>> BEGIN Data supplied
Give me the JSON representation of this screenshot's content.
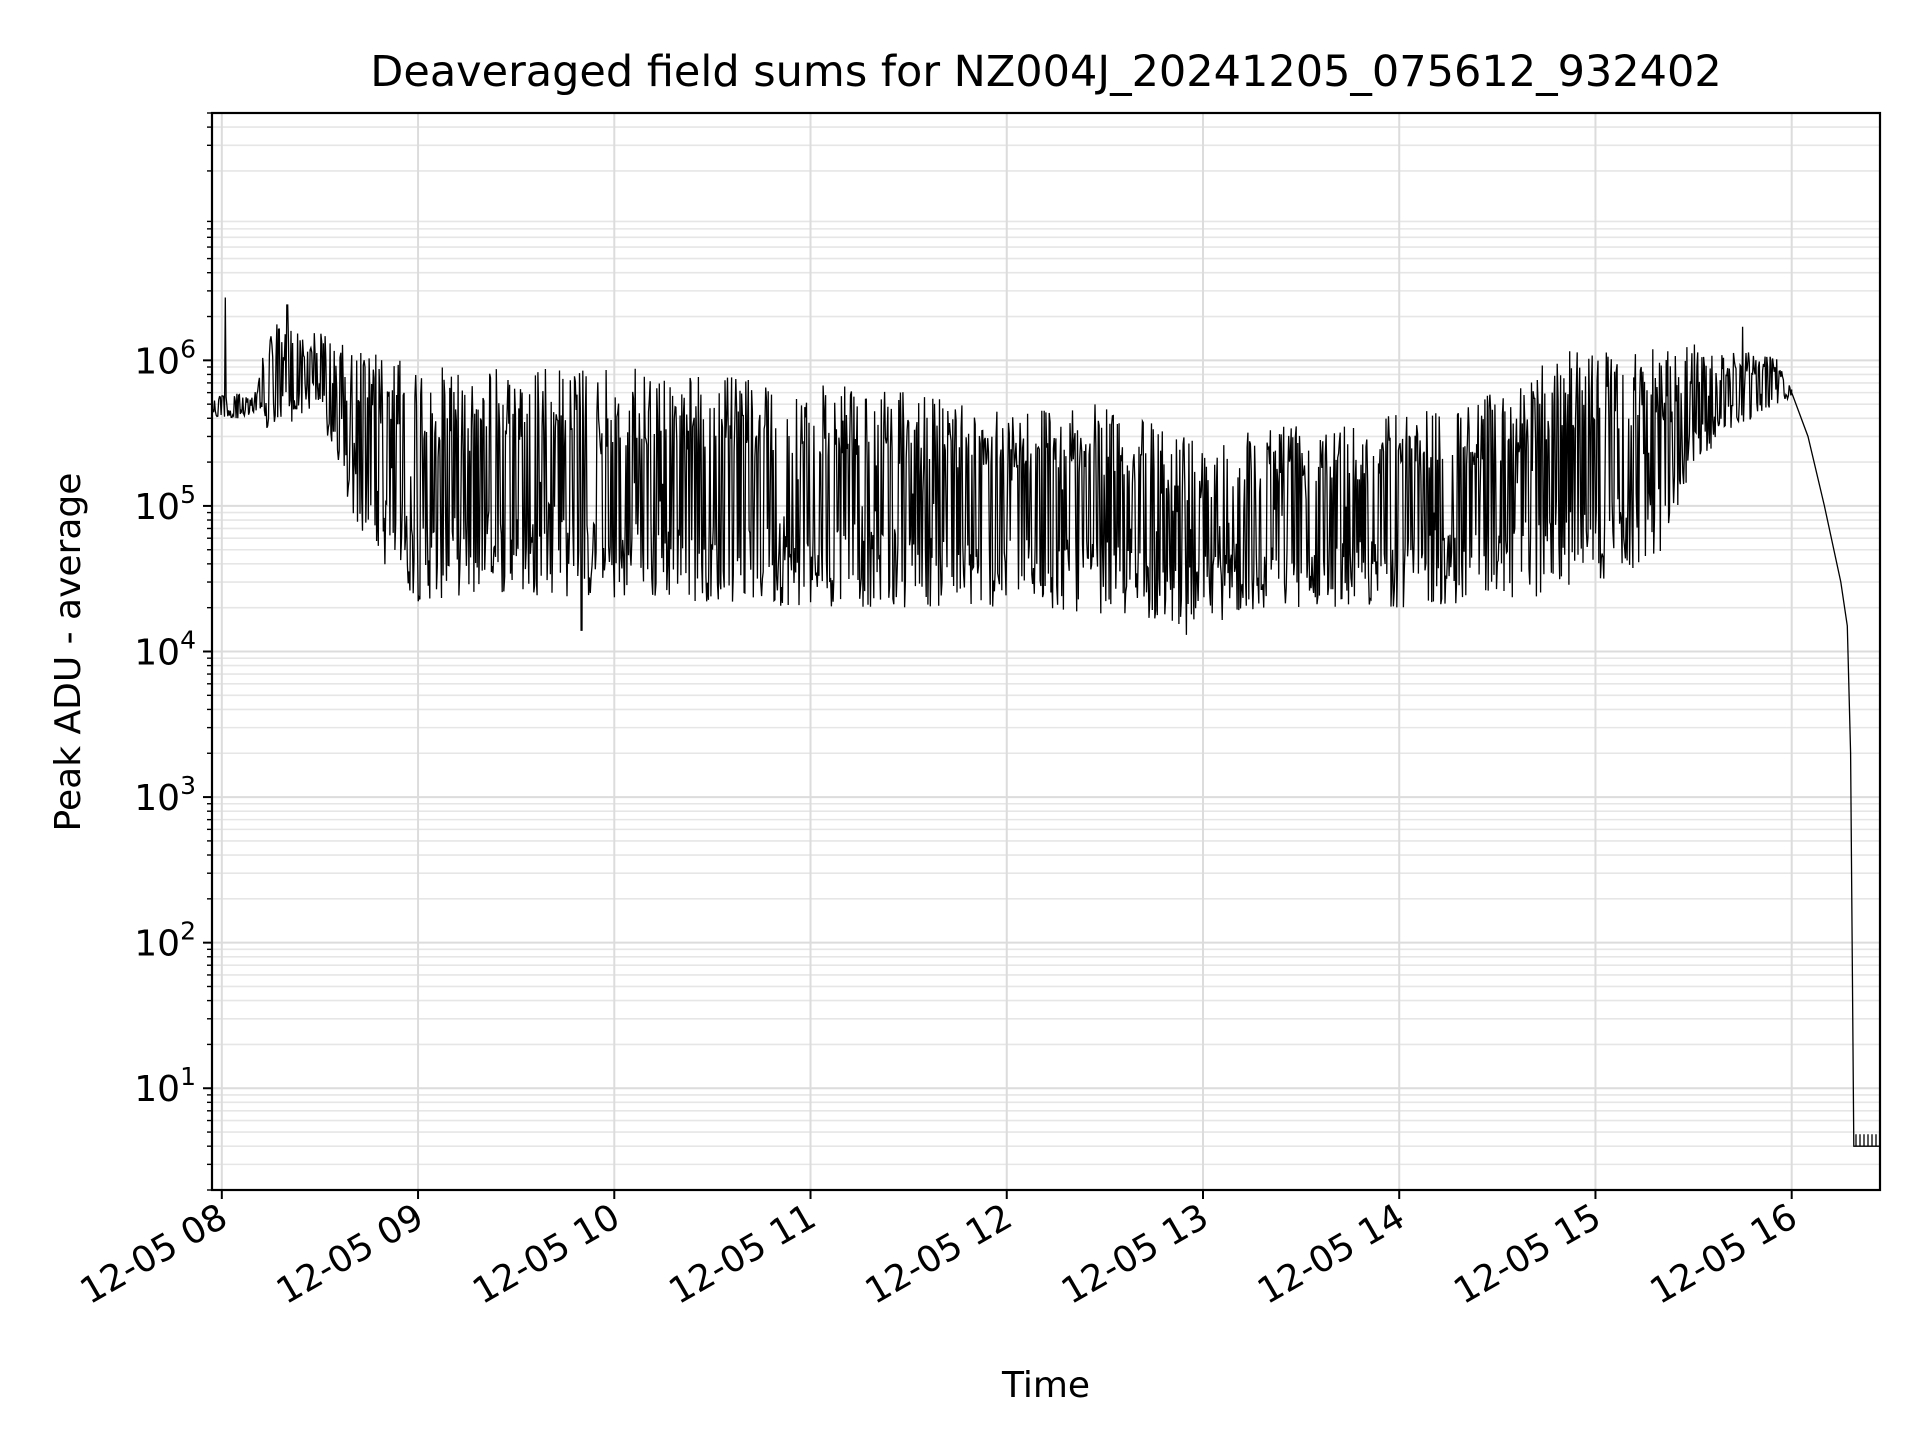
{
  "chart_data": {
    "type": "line",
    "title": "Deaveraged field sums for NZ004J_20241205_075612_932402",
    "xlabel": "Time",
    "ylabel": "Peak ADU - average",
    "yscale": "log",
    "ylim": [
      2,
      50000000
    ],
    "xlim": [
      "2024-12-05T07:57",
      "2024-12-05T16:27"
    ],
    "grid": "both-major-and-minor",
    "legend": "none",
    "line_color": "#000000",
    "y_ticks": [
      {
        "base": "10",
        "exp": "1",
        "value": 10
      },
      {
        "base": "10",
        "exp": "2",
        "value": 100
      },
      {
        "base": "10",
        "exp": "3",
        "value": 1000
      },
      {
        "base": "10",
        "exp": "4",
        "value": 10000
      },
      {
        "base": "10",
        "exp": "5",
        "value": 100000
      },
      {
        "base": "10",
        "exp": "6",
        "value": 1000000
      }
    ],
    "x_ticks": [
      {
        "label": "12-05 08",
        "time": "2024-12-05T08:00"
      },
      {
        "label": "12-05 09",
        "time": "2024-12-05T09:00"
      },
      {
        "label": "12-05 10",
        "time": "2024-12-05T10:00"
      },
      {
        "label": "12-05 11",
        "time": "2024-12-05T11:00"
      },
      {
        "label": "12-05 12",
        "time": "2024-12-05T12:00"
      },
      {
        "label": "12-05 13",
        "time": "2024-12-05T13:00"
      },
      {
        "label": "12-05 14",
        "time": "2024-12-05T14:00"
      },
      {
        "label": "12-05 15",
        "time": "2024-12-05T15:00"
      },
      {
        "label": "12-05 16",
        "time": "2024-12-05T16:00"
      }
    ],
    "series": [
      {
        "envelope": [
          {
            "time": "2024-12-05T07:57",
            "low": 400000,
            "high": 600000
          },
          {
            "time": "2024-12-05T08:10",
            "low": 400000,
            "high": 600000
          },
          {
            "time": "2024-12-05T08:15",
            "low": 300000,
            "high": 1800000
          },
          {
            "time": "2024-12-05T08:30",
            "low": 500000,
            "high": 1600000
          },
          {
            "time": "2024-12-05T08:35",
            "low": 150000,
            "high": 1300000
          },
          {
            "time": "2024-12-05T08:45",
            "low": 50000,
            "high": 1200000
          },
          {
            "time": "2024-12-05T09:00",
            "low": 22000,
            "high": 900000
          },
          {
            "time": "2024-12-05T09:30",
            "low": 25000,
            "high": 900000
          },
          {
            "time": "2024-12-05T10:00",
            "low": 22000,
            "high": 900000
          },
          {
            "time": "2024-12-05T10:30",
            "low": 22000,
            "high": 800000
          },
          {
            "time": "2024-12-05T11:00",
            "low": 20000,
            "high": 700000
          },
          {
            "time": "2024-12-05T11:30",
            "low": 20000,
            "high": 600000
          },
          {
            "time": "2024-12-05T12:00",
            "low": 20000,
            "high": 500000
          },
          {
            "time": "2024-12-05T12:30",
            "low": 18000,
            "high": 500000
          },
          {
            "time": "2024-12-05T12:55",
            "low": 15000,
            "high": 300000
          },
          {
            "time": "2024-12-05T13:30",
            "low": 20000,
            "high": 400000
          },
          {
            "time": "2024-12-05T14:00",
            "low": 20000,
            "high": 450000
          },
          {
            "time": "2024-12-05T14:30",
            "low": 22000,
            "high": 600000
          },
          {
            "time": "2024-12-05T14:50",
            "low": 25000,
            "high": 1200000
          },
          {
            "time": "2024-12-05T15:20",
            "low": 40000,
            "high": 1200000
          },
          {
            "time": "2024-12-05T15:30",
            "low": 200000,
            "high": 1300000
          },
          {
            "time": "2024-12-05T15:55",
            "low": 500000,
            "high": 1100000
          },
          {
            "time": "2024-12-05T16:00",
            "low": 550000,
            "high": 650000
          }
        ],
        "decay": [
          {
            "time": "2024-12-05T16:00",
            "value": 600000
          },
          {
            "time": "2024-12-05T16:05",
            "value": 300000
          },
          {
            "time": "2024-12-05T16:10",
            "value": 100000
          },
          {
            "time": "2024-12-05T16:15",
            "value": 30000
          },
          {
            "time": "2024-12-05T16:17",
            "value": 15000
          },
          {
            "time": "2024-12-05T16:18",
            "value": 2000
          },
          {
            "time": "2024-12-05T16:19",
            "value": 4
          },
          {
            "time": "2024-12-05T16:27",
            "value": 4
          }
        ],
        "spikes": [
          {
            "time": "2024-12-05T08:01",
            "value": 2700000
          },
          {
            "time": "2024-12-05T08:20",
            "value": 2400000
          },
          {
            "time": "2024-12-05T09:50",
            "value": 14000
          },
          {
            "time": "2024-12-05T12:55",
            "value": 13000
          },
          {
            "time": "2024-12-05T15:45",
            "value": 1700000
          }
        ]
      }
    ]
  }
}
>> END Data supplied
#### [To do]
Quote the data exactly, leaving every image out of the copy.

#### [Exercise response]
Give me the JSON representation of this screenshot's content.
{
  "chart_data": {
    "type": "line",
    "title": "Deaveraged field sums for NZ004J_20241205_075612_932402",
    "xlabel": "Time",
    "ylabel": "Peak ADU - average",
    "yscale": "log",
    "ylim": [
      2,
      50000000
    ],
    "xlim": [
      "2024-12-05T07:57",
      "2024-12-05T16:27"
    ],
    "grid": "both-major-and-minor",
    "legend": "none",
    "line_color": "#000000",
    "y_ticks": [
      {
        "base": "10",
        "exp": "1",
        "value": 10
      },
      {
        "base": "10",
        "exp": "2",
        "value": 100
      },
      {
        "base": "10",
        "exp": "3",
        "value": 1000
      },
      {
        "base": "10",
        "exp": "4",
        "value": 10000
      },
      {
        "base": "10",
        "exp": "5",
        "value": 100000
      },
      {
        "base": "10",
        "exp": "6",
        "value": 1000000
      }
    ],
    "x_ticks": [
      {
        "label": "12-05 08",
        "time": "2024-12-05T08:00"
      },
      {
        "label": "12-05 09",
        "time": "2024-12-05T09:00"
      },
      {
        "label": "12-05 10",
        "time": "2024-12-05T10:00"
      },
      {
        "label": "12-05 11",
        "time": "2024-12-05T11:00"
      },
      {
        "label": "12-05 12",
        "time": "2024-12-05T12:00"
      },
      {
        "label": "12-05 13",
        "time": "2024-12-05T13:00"
      },
      {
        "label": "12-05 14",
        "time": "2024-12-05T14:00"
      },
      {
        "label": "12-05 15",
        "time": "2024-12-05T15:00"
      },
      {
        "label": "12-05 16",
        "time": "2024-12-05T16:00"
      }
    ],
    "series": [
      {
        "envelope": [
          {
            "time": "2024-12-05T07:57",
            "low": 400000,
            "high": 600000
          },
          {
            "time": "2024-12-05T08:10",
            "low": 400000,
            "high": 600000
          },
          {
            "time": "2024-12-05T08:15",
            "low": 300000,
            "high": 1800000
          },
          {
            "time": "2024-12-05T08:30",
            "low": 500000,
            "high": 1600000
          },
          {
            "time": "2024-12-05T08:35",
            "low": 150000,
            "high": 1300000
          },
          {
            "time": "2024-12-05T08:45",
            "low": 50000,
            "high": 1200000
          },
          {
            "time": "2024-12-05T09:00",
            "low": 22000,
            "high": 900000
          },
          {
            "time": "2024-12-05T09:30",
            "low": 25000,
            "high": 900000
          },
          {
            "time": "2024-12-05T10:00",
            "low": 22000,
            "high": 900000
          },
          {
            "time": "2024-12-05T10:30",
            "low": 22000,
            "high": 800000
          },
          {
            "time": "2024-12-05T11:00",
            "low": 20000,
            "high": 700000
          },
          {
            "time": "2024-12-05T11:30",
            "low": 20000,
            "high": 600000
          },
          {
            "time": "2024-12-05T12:00",
            "low": 20000,
            "high": 500000
          },
          {
            "time": "2024-12-05T12:30",
            "low": 18000,
            "high": 500000
          },
          {
            "time": "2024-12-05T12:55",
            "low": 15000,
            "high": 300000
          },
          {
            "time": "2024-12-05T13:30",
            "low": 20000,
            "high": 400000
          },
          {
            "time": "2024-12-05T14:00",
            "low": 20000,
            "high": 450000
          },
          {
            "time": "2024-12-05T14:30",
            "low": 22000,
            "high": 600000
          },
          {
            "time": "2024-12-05T14:50",
            "low": 25000,
            "high": 1200000
          },
          {
            "time": "2024-12-05T15:20",
            "low": 40000,
            "high": 1200000
          },
          {
            "time": "2024-12-05T15:30",
            "low": 200000,
            "high": 1300000
          },
          {
            "time": "2024-12-05T15:55",
            "low": 500000,
            "high": 1100000
          },
          {
            "time": "2024-12-05T16:00",
            "low": 550000,
            "high": 650000
          }
        ],
        "decay": [
          {
            "time": "2024-12-05T16:00",
            "value": 600000
          },
          {
            "time": "2024-12-05T16:05",
            "value": 300000
          },
          {
            "time": "2024-12-05T16:10",
            "value": 100000
          },
          {
            "time": "2024-12-05T16:15",
            "value": 30000
          },
          {
            "time": "2024-12-05T16:17",
            "value": 15000
          },
          {
            "time": "2024-12-05T16:18",
            "value": 2000
          },
          {
            "time": "2024-12-05T16:19",
            "value": 4
          },
          {
            "time": "2024-12-05T16:27",
            "value": 4
          }
        ],
        "spikes": [
          {
            "time": "2024-12-05T08:01",
            "value": 2700000
          },
          {
            "time": "2024-12-05T08:20",
            "value": 2400000
          },
          {
            "time": "2024-12-05T09:50",
            "value": 14000
          },
          {
            "time": "2024-12-05T12:55",
            "value": 13000
          },
          {
            "time": "2024-12-05T15:45",
            "value": 1700000
          }
        ]
      }
    ]
  }
}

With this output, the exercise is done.